§ **Problem**
Whenever a line contains the string "people", copy it out of the entries.

Collected data

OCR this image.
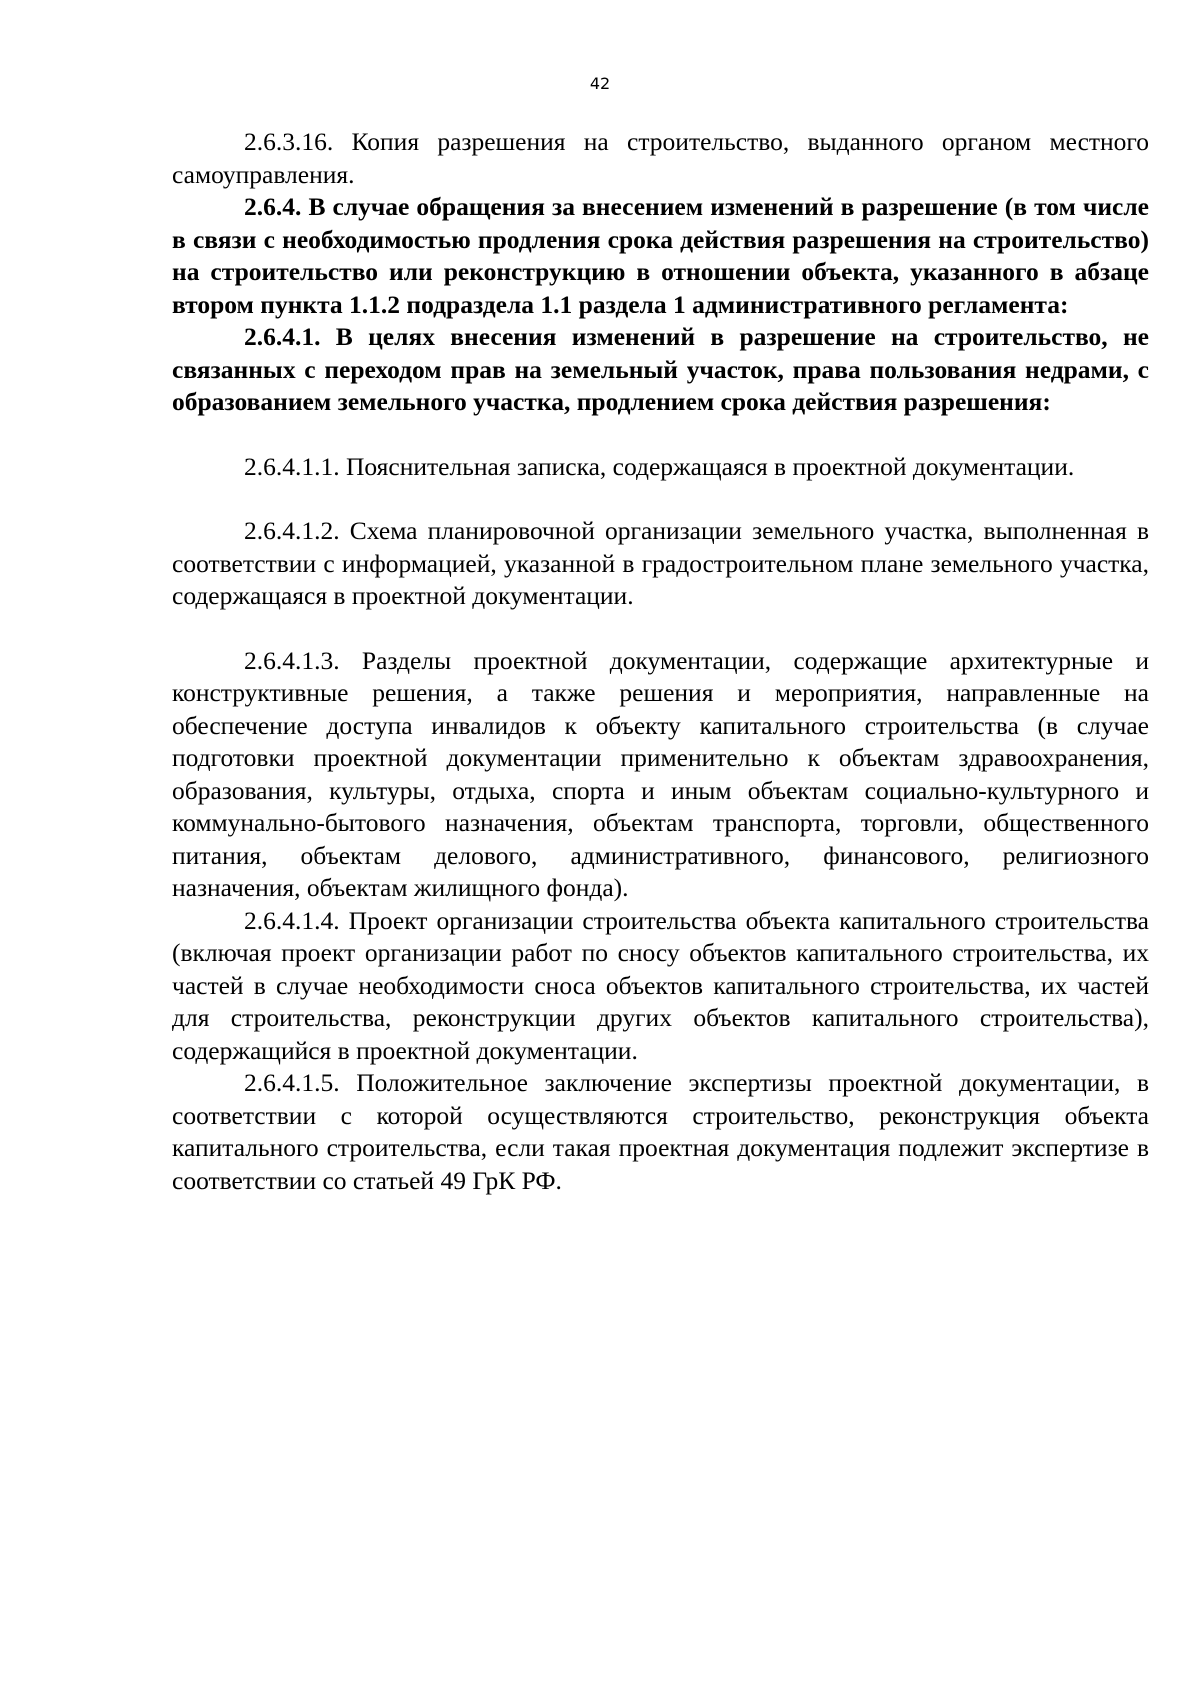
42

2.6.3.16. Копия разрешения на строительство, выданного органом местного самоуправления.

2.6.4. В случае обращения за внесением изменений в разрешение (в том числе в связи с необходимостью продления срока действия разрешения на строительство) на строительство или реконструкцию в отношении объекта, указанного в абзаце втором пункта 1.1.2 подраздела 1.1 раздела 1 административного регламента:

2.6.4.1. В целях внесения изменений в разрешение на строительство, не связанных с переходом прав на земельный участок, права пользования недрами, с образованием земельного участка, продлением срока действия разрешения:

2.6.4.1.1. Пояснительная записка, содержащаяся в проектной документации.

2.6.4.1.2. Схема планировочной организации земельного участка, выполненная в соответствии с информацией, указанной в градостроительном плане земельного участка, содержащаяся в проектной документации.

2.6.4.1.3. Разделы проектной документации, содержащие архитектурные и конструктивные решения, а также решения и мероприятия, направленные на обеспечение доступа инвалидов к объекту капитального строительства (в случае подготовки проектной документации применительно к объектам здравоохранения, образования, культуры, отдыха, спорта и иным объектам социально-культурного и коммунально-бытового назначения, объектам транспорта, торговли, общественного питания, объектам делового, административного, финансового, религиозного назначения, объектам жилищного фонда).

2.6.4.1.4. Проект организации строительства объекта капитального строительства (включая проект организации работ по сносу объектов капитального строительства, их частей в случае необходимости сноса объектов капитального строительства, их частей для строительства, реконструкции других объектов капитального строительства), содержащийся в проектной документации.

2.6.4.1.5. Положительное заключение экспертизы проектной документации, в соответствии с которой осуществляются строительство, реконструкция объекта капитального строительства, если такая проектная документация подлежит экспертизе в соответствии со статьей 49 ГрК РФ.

---

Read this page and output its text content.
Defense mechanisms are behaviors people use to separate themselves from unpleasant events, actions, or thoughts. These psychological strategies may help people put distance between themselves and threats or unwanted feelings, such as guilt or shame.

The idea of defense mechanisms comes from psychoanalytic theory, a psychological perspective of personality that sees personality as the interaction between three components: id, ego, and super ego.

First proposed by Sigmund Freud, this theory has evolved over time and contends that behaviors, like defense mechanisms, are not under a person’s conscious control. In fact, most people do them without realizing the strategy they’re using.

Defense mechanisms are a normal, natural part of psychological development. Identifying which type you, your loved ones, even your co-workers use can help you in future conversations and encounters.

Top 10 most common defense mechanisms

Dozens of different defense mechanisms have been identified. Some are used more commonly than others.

==

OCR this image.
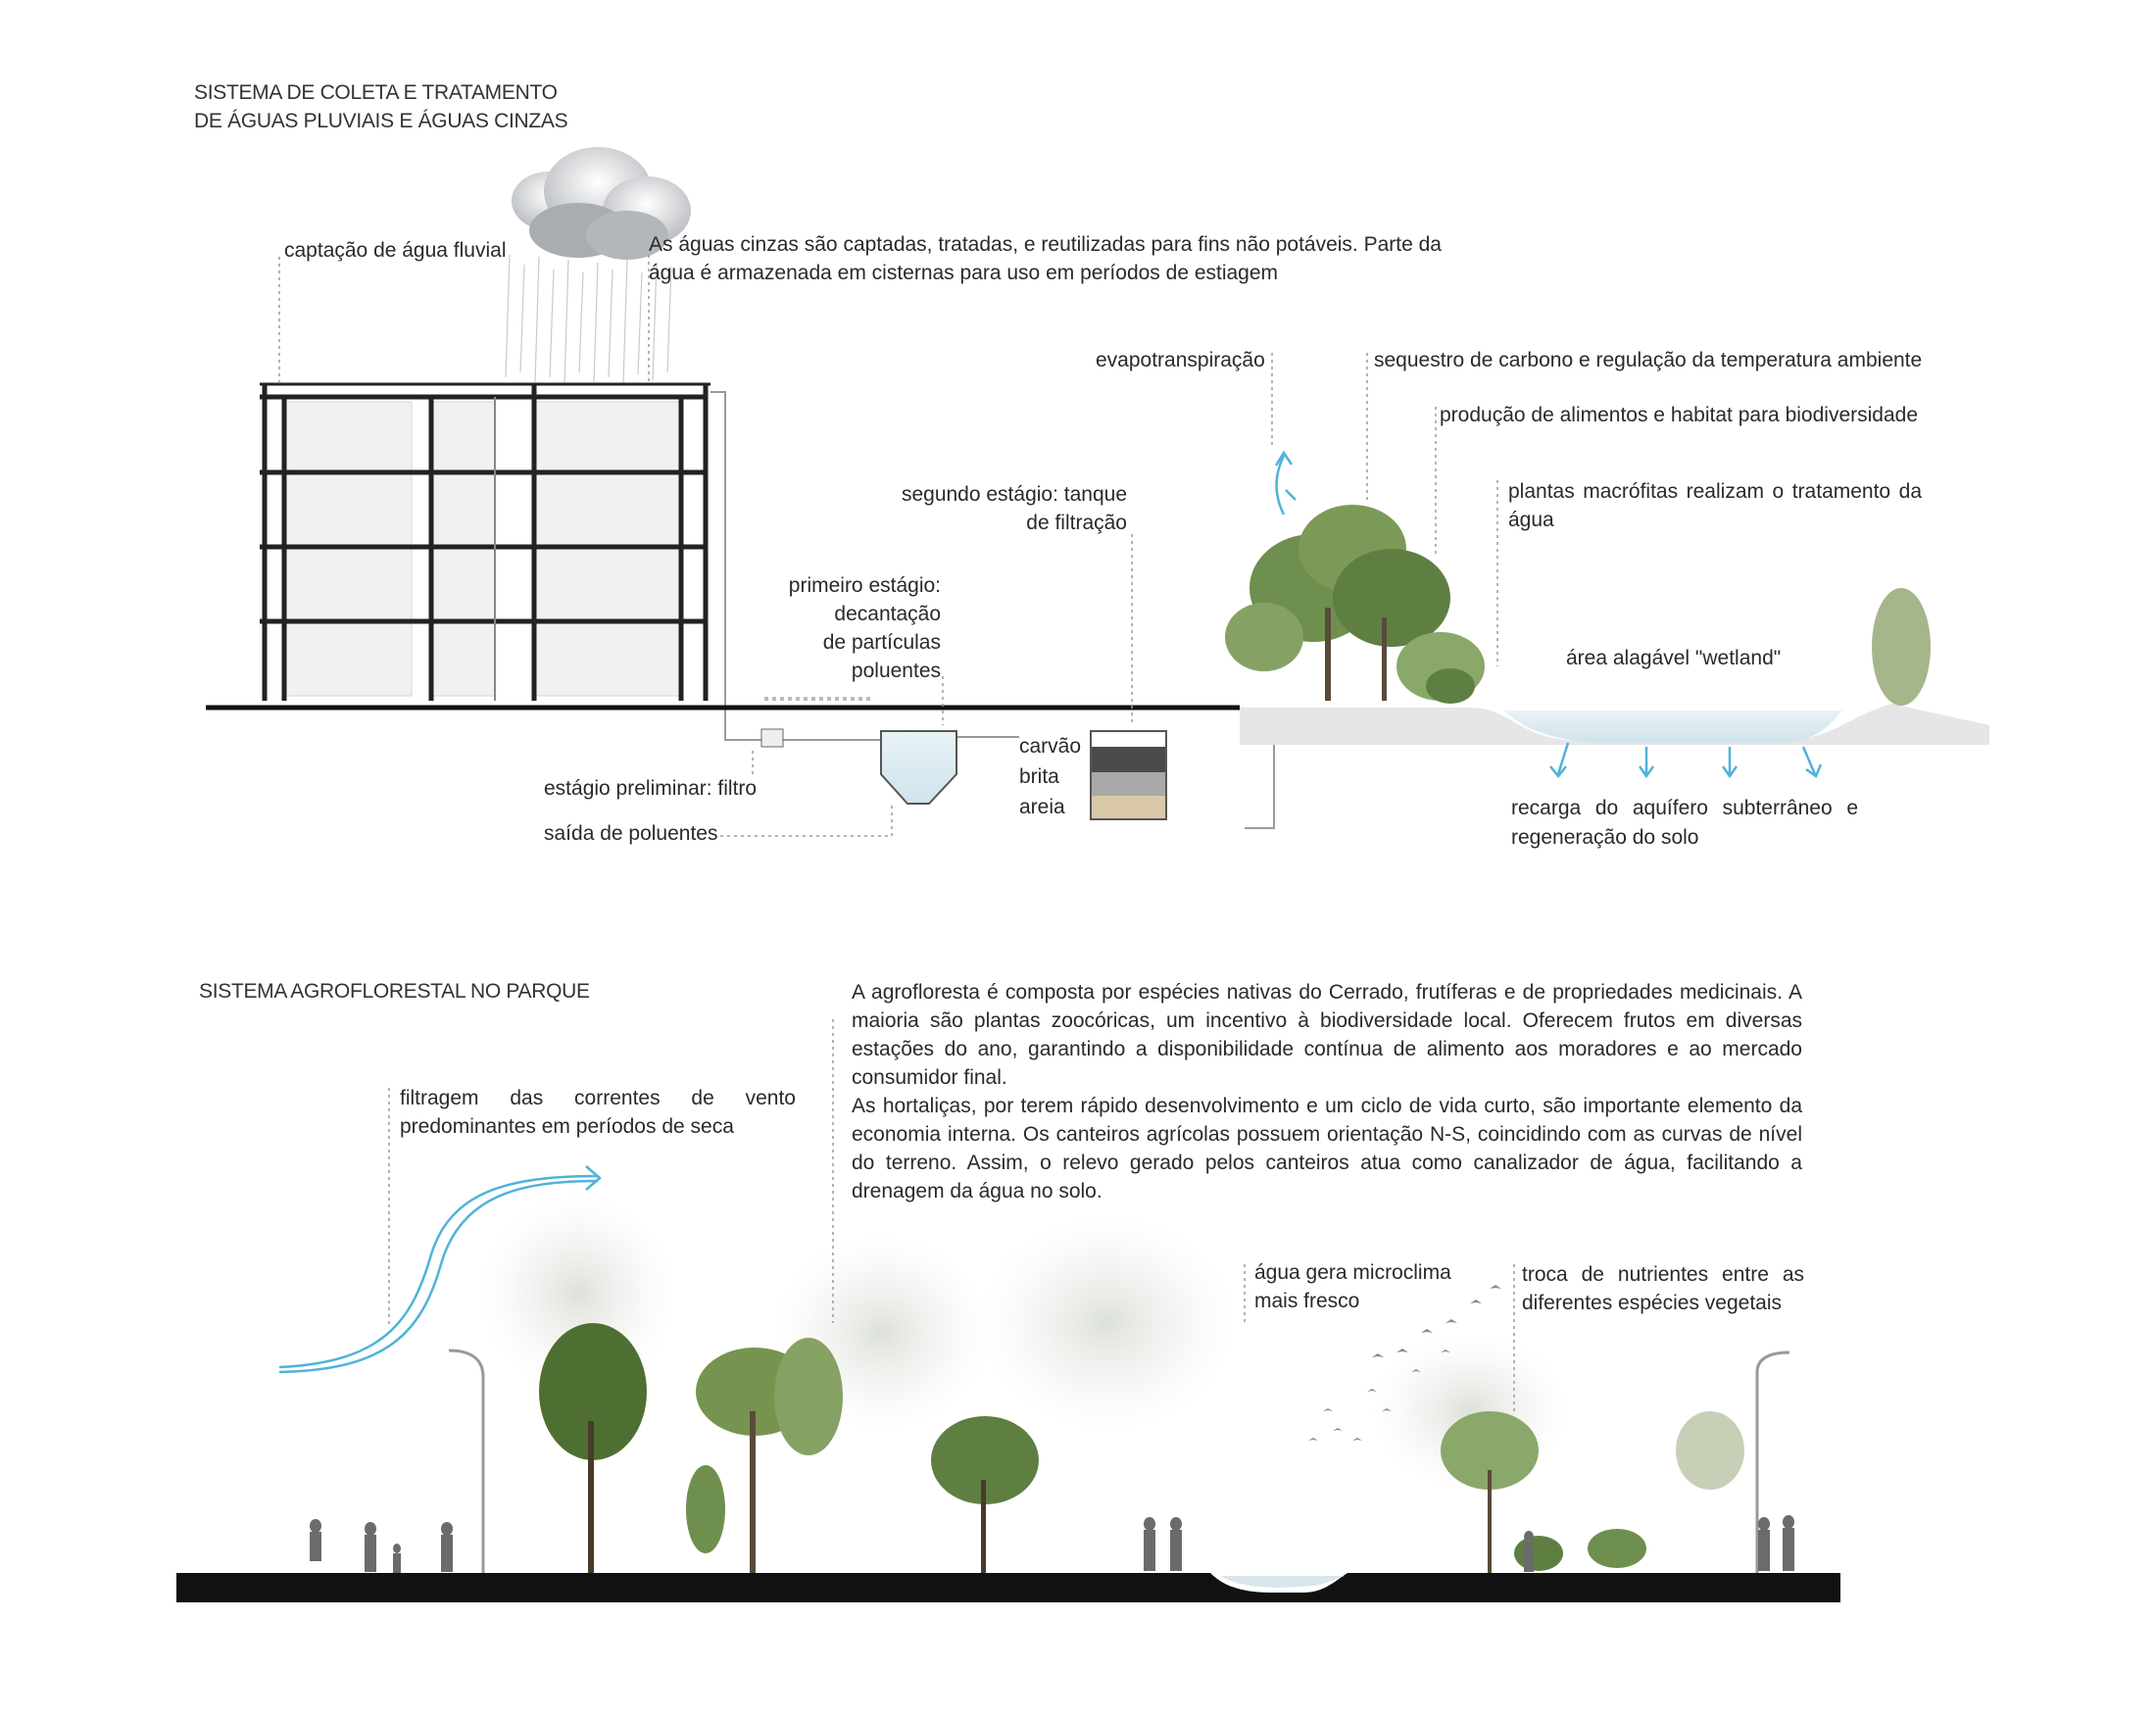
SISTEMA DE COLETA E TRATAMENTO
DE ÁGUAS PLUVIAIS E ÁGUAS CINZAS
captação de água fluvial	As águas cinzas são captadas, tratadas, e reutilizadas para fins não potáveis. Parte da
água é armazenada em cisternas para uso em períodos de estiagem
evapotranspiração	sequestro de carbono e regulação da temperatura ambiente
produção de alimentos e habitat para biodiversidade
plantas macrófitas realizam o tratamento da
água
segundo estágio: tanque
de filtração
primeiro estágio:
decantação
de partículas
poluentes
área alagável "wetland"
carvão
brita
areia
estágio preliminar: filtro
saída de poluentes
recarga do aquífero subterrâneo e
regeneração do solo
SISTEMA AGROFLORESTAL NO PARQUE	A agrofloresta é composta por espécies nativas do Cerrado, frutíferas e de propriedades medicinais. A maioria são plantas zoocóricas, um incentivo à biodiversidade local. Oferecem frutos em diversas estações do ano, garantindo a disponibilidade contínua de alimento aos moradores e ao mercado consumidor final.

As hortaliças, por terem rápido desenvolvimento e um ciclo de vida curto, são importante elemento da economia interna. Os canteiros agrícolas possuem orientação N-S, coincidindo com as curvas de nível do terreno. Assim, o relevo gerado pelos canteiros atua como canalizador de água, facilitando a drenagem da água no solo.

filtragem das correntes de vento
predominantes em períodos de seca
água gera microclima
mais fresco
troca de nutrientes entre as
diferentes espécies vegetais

§ **Written answer**
Defense mechanisms are behaviors people use to separate themselves from unpleasant events, actions, or thoughts. These psychological strategies may help people put distance between themselves and threats or unwanted feelings, such as guilt or shame.
First proposed by Sigmund Freud, this theory has evolved over time and contends that behaviors, like defense mechanisms, are not under a person’s conscious control. In fact, most people do them without realizing the strategy they’re using.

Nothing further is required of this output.